Collected data entries:

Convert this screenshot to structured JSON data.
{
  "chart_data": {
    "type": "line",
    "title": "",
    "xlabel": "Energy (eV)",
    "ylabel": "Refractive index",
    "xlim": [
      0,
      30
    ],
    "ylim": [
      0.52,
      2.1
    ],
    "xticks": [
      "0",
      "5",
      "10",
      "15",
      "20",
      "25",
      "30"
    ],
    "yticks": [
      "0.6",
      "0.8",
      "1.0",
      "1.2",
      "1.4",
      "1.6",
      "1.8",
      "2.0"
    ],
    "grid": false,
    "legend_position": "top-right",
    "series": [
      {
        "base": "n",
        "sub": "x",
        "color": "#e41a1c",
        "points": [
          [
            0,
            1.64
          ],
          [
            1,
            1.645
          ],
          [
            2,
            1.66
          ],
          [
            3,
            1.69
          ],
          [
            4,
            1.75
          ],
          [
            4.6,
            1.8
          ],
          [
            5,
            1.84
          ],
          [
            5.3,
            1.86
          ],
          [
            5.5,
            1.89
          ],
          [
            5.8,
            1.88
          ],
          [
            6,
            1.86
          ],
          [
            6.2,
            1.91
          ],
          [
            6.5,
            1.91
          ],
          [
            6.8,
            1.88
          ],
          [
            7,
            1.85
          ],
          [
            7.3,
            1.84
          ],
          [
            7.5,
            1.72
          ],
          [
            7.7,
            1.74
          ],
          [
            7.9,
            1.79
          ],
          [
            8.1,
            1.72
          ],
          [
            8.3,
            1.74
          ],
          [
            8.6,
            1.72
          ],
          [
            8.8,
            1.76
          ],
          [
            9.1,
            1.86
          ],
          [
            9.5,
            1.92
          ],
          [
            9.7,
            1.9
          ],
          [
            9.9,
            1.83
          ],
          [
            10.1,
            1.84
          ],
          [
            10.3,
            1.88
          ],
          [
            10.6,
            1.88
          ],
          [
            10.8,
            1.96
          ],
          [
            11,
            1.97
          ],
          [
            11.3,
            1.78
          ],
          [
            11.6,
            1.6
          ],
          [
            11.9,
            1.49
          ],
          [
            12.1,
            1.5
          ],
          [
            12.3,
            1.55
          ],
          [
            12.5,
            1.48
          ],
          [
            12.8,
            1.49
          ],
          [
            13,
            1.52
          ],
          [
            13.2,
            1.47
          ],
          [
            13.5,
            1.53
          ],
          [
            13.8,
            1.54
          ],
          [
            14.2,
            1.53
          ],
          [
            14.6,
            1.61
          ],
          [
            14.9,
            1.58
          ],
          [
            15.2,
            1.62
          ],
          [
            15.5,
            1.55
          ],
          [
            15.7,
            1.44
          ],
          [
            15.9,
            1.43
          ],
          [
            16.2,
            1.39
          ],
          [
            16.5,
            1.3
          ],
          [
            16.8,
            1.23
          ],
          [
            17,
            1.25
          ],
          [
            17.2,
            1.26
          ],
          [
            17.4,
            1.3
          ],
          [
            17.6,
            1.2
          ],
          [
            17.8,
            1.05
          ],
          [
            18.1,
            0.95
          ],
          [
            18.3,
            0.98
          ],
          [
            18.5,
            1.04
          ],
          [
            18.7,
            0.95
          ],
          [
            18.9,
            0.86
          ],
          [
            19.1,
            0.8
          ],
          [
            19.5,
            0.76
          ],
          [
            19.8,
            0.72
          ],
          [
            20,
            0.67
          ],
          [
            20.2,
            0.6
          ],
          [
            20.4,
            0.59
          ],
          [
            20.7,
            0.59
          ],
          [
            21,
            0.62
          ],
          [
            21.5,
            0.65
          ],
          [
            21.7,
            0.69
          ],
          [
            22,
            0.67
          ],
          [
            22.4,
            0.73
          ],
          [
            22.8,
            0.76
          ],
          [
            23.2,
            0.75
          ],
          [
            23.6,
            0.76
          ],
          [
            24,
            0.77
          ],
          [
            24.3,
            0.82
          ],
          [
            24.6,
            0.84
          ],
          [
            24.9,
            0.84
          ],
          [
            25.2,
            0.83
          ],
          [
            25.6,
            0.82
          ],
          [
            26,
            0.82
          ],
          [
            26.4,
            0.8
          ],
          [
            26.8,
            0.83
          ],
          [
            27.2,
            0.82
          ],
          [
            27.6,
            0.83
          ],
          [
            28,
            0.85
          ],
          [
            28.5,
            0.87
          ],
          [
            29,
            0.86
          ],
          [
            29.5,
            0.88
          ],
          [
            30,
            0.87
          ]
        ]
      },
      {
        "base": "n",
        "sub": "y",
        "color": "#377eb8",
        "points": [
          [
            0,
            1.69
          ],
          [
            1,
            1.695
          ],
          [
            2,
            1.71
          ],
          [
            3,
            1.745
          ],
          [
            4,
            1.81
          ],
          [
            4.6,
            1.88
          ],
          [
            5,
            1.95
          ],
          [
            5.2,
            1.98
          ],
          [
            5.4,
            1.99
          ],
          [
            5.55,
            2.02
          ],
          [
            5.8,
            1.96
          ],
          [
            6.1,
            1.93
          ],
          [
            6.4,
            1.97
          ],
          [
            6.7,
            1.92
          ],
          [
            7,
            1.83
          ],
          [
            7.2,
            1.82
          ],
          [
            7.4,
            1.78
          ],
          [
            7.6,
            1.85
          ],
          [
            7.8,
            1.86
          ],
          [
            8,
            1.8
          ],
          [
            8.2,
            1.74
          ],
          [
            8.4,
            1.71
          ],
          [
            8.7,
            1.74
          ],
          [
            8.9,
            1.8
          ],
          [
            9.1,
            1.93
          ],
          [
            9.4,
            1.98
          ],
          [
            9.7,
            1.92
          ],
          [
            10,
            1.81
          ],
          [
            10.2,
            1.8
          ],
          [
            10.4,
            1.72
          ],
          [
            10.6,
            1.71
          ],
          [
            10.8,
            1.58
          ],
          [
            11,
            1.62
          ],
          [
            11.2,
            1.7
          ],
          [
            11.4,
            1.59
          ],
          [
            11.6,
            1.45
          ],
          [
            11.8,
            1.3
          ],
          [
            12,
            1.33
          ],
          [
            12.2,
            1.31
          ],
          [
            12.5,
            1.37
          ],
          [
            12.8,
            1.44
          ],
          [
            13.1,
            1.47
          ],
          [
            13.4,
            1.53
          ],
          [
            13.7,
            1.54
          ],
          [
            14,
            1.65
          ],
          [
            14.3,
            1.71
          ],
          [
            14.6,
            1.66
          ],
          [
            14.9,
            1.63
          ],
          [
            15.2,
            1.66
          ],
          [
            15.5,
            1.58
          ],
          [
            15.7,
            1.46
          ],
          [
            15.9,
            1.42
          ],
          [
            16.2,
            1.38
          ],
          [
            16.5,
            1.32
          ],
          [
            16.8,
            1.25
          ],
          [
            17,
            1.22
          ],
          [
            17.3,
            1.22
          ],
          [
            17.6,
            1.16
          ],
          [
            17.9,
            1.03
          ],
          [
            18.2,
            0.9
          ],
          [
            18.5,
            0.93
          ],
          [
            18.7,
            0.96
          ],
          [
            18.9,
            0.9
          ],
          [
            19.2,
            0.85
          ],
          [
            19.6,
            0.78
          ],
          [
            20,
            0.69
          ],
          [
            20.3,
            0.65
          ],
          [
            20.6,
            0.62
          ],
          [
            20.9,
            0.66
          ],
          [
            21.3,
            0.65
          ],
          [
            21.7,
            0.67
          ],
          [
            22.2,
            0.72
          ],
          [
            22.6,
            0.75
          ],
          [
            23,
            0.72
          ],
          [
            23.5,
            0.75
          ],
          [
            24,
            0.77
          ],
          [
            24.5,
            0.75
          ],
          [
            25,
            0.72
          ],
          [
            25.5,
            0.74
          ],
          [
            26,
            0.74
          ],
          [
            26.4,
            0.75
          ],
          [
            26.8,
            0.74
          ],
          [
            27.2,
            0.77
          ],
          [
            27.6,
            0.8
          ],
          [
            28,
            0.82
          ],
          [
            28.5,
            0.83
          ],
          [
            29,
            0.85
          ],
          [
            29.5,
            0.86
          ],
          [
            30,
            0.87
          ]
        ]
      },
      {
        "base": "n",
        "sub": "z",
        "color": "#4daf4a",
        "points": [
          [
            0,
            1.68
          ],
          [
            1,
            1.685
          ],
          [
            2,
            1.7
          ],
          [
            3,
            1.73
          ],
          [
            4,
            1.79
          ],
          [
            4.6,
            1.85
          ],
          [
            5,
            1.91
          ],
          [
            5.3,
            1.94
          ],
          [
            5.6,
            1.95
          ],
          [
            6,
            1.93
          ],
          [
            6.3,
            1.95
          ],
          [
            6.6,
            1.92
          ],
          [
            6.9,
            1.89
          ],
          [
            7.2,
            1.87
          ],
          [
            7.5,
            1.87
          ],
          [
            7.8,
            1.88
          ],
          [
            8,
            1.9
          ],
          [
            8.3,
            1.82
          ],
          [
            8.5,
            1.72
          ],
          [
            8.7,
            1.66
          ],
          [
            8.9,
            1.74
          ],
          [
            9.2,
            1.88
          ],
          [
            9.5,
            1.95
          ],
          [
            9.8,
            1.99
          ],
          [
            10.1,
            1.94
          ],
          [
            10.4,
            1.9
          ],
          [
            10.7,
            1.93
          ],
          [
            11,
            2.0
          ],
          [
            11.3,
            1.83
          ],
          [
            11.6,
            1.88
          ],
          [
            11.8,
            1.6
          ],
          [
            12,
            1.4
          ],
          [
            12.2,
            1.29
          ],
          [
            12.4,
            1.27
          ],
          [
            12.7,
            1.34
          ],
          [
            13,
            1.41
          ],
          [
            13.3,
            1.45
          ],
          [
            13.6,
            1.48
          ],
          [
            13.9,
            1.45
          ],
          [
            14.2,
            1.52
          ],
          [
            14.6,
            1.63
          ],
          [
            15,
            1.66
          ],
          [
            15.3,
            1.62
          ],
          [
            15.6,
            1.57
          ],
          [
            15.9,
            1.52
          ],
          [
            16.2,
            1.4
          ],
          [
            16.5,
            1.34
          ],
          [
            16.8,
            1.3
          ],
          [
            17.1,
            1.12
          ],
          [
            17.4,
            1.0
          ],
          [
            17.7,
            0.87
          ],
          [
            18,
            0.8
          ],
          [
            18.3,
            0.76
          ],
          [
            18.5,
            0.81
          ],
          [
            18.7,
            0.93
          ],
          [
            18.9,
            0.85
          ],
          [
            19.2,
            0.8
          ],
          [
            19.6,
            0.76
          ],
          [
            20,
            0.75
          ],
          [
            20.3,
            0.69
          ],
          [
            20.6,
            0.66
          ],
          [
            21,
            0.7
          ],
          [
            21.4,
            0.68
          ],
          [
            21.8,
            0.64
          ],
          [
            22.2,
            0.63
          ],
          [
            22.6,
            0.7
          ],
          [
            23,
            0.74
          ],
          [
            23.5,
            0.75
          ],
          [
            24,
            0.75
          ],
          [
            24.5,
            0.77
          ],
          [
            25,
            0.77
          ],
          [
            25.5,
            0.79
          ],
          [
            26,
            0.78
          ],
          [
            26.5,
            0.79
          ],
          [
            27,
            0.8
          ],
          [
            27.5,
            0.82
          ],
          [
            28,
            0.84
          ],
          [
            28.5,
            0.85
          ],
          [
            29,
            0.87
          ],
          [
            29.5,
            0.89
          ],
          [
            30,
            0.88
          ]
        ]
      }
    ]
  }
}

WRITTEN REQUEST: From the listing above, collect each line in which the string "color" appears.

EXERCISE RESULT:
        "color": "#e41a1c",
        "color": "#377eb8",
        "color": "#4daf4a",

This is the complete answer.